** Saved data entries **
BEGIN

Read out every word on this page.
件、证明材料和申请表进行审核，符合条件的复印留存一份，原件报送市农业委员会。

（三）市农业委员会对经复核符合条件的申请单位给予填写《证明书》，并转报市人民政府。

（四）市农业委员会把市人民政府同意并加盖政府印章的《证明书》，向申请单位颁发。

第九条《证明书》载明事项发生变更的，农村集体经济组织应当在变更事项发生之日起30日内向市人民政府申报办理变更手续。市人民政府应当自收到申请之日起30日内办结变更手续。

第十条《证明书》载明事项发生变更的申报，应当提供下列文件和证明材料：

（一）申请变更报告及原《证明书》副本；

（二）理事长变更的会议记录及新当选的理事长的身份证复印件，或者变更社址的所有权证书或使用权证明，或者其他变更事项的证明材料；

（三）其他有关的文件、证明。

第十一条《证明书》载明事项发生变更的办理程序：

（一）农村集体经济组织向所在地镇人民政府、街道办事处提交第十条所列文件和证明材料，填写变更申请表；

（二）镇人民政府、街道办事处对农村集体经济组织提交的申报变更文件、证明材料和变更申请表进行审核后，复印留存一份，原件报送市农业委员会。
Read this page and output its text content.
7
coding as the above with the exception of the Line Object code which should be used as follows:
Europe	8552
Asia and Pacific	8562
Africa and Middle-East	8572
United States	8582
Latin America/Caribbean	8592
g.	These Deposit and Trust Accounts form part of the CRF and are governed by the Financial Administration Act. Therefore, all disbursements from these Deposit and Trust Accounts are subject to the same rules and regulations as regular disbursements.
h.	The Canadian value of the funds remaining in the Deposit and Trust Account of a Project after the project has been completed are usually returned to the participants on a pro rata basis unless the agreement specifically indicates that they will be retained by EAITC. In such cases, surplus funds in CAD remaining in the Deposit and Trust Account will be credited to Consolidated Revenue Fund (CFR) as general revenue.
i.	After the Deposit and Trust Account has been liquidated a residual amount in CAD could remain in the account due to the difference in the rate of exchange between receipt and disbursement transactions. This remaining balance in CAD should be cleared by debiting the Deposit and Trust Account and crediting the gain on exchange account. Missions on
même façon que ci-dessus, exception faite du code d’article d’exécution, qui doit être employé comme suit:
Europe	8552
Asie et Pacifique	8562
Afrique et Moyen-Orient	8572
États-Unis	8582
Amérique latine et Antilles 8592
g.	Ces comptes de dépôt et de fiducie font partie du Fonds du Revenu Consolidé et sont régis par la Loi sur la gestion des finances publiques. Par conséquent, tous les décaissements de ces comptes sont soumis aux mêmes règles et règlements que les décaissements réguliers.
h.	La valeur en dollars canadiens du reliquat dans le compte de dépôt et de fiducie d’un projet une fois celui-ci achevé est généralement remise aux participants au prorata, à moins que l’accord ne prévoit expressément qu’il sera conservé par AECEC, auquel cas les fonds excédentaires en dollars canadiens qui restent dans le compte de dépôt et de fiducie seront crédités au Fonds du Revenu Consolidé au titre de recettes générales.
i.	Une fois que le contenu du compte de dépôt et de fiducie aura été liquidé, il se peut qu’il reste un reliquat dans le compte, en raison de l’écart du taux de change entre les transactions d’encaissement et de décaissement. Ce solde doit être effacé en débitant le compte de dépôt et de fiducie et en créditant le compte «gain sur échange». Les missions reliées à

END

Restate every line of the data word for word.

** RESULT OF THIS TASK **
Read out every word on this page.
件、证明材料和申请表进行审核，符合条件的复印留存一份，原件报送市农业委员会。

（三）市农业委员会对经复核符合条件的申请单位给予填写《证明书》，并转报市人民政府。

（四）市农业委员会把市人民政府同意并加盖政府印章的《证明书》，向申请单位颁发。

第九条《证明书》载明事项发生变更的，农村集体经济组织应当在变更事项发生之日起30日内向市人民政府申报办理变更手续。市人民政府应当自收到申请之日起30日内办结变更手续。

第十条《证明书》载明事项发生变更的申报，应当提供下列文件和证明材料：

（一）申请变更报告及原《证明书》副本；

（二）理事长变更的会议记录及新当选的理事长的身份证复印件，或者变更社址的所有权证书或使用权证明，或者其他变更事项的证明材料；

（三）其他有关的文件、证明。

第十一条《证明书》载明事项发生变更的办理程序：

（一）农村集体经济组织向所在地镇人民政府、街道办事处提交第十条所列文件和证明材料，填写变更申请表；

（二）镇人民政府、街道办事处对农村集体经济组织提交的申报变更文件、证明材料和变更申请表进行审核后，复印留存一份，原件报送市农业委员会。
Read this page and output its text content.
7
coding as the above with the exception of the Line Object code which should be used as follows:
Europe	8552
Asia and Pacific	8562
Africa and Middle-East	8572
United States	8582
Latin America/Caribbean	8592
g.	These Deposit and Trust Accounts form part of the CRF and are governed by the Financial Administration Act. Therefore, all disbursements from these Deposit and Trust Accounts are subject to the same rules and regulations as regular disbursements.
h.	The Canadian value of the funds remaining in the Deposit and Trust Account of a Project after the project has been completed are usually returned to the participants on a pro rata basis unless the agreement specifically indicates that they will be retained by EAITC. In such cases, surplus funds in CAD remaining in the Deposit and Trust Account will be credited to Consolidated Revenue Fund (CFR) as general revenue.
i.	After the Deposit and Trust Account has been liquidated a residual amount in CAD could remain in the account due to the difference in the rate of exchange between receipt and disbursement transactions. This remaining balance in CAD should be cleared by debiting the Deposit and Trust Account and crediting the gain on exchange account. Missions on
même façon que ci-dessus, exception faite du code d’article d’exécution, qui doit être employé comme suit:
Europe	8552
Asie et Pacifique	8562
Afrique et Moyen-Orient	8572
États-Unis	8582
Amérique latine et Antilles 8592
g.	Ces comptes de dépôt et de fiducie font partie du Fonds du Revenu Consolidé et sont régis par la Loi sur la gestion des finances publiques. Par conséquent, tous les décaissements de ces comptes sont soumis aux mêmes règles et règlements que les décaissements réguliers.
h.	La valeur en dollars canadiens du reliquat dans le compte de dépôt et de fiducie d’un projet une fois celui-ci achevé est généralement remise aux participants au prorata, à moins que l’accord ne prévoit expressément qu’il sera conservé par AECEC, auquel cas les fonds excédentaires en dollars canadiens qui restent dans le compte de dépôt et de fiducie seront crédités au Fonds du Revenu Consolidé au titre de recettes générales.
i.	Une fois que le contenu du compte de dépôt et de fiducie aura été liquidé, il se peut qu’il reste un reliquat dans le compte, en raison de l’écart du taux de change entre les transactions d’encaissement et de décaissement. Ce solde doit être effacé en débitant le compte de dépôt et de fiducie et en créditant le compte «gain sur échange». Les missions reliées à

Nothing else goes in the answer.